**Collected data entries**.

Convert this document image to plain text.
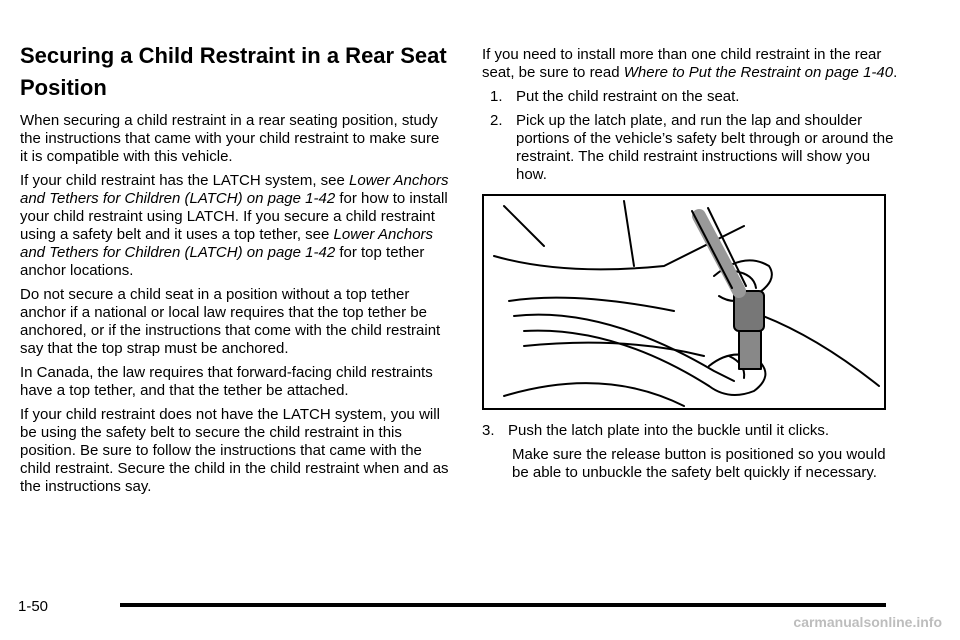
Securing a Child Restraint in a Rear Seat Position

When securing a child restraint in a rear seating position, study the instructions that came with your child restraint to make sure it is compatible with this vehicle.

If your child restraint has the LATCH system, see Lower Anchors and Tethers for Children (LATCH) on page 1-42 for how to install your child restraint using LATCH. If you secure a child restraint using a safety belt and it uses a top tether, see Lower Anchors and Tethers for Children (LATCH) on page 1-42 for top tether anchor locations.

Do not secure a child seat in a position without a top tether anchor if a national or local law requires that the top tether be anchored, or if the instructions that come with the child restraint say that the top strap must be anchored.

In Canada, the law requires that forward-facing child restraints have a top tether, and that the tether be attached.

If your child restraint does not have the LATCH system, you will be using the safety belt to secure the child restraint in this position. Be sure to follow the instructions that came with the child restraint. Secure the child in the child restraint when and as the instructions say.

If you need to install more than one child restraint in the rear seat, be sure to read Where to Put the Restraint on page 1-40.

1. Put the child restraint on the seat.
2. Pick up the latch plate, and run the lap and shoulder portions of the vehicle’s safety belt through or around the restraint. The child restraint instructions will show you how.
3. Push the latch plate into the buckle until it clicks.

Make sure the release button is positioned so you would be able to unbuckle the safety belt quickly if necessary.

1-50
carmanualsonline.info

**Written task**.
Reproduce every line precisely as given, omitting all pictures.

**Output for this exercise**.
Convert this document image to plain text.
Securing a Child Restraint in a Rear Seat Position

When securing a child restraint in a rear seating position, study the instructions that came with your child restraint to make sure it is compatible with this vehicle.

If your child restraint has the LATCH system, see Lower Anchors and Tethers for Children (LATCH) on page 1-42 for how to install your child restraint using LATCH. If you secure a child restraint using a safety belt and it uses a top tether, see Lower Anchors and Tethers for Children (LATCH) on page 1-42 for top tether anchor locations.

Do not secure a child seat in a position without a top tether anchor if a national or local law requires that the top tether be anchored, or if the instructions that come with the child restraint say that the top strap must be anchored.

In Canada, the law requires that forward-facing child restraints have a top tether, and that the tether be attached.

If your child restraint does not have the LATCH system, you will be using the safety belt to secure the child restraint in this position. Be sure to follow the instructions that came with the child restraint. Secure the child in the child restraint when and as the instructions say.

If you need to install more than one child restraint in the rear seat, be sure to read Where to Put the Restraint on page 1-40.

1. Put the child restraint on the seat.
2. Pick up the latch plate, and run the lap and shoulder portions of the vehicle’s safety belt through or around the restraint. The child restraint instructions will show you how.
3. Push the latch plate into the buckle until it clicks.

Make sure the release button is positioned so you would be able to unbuckle the safety belt quickly if necessary.

1-50
carmanualsonline.info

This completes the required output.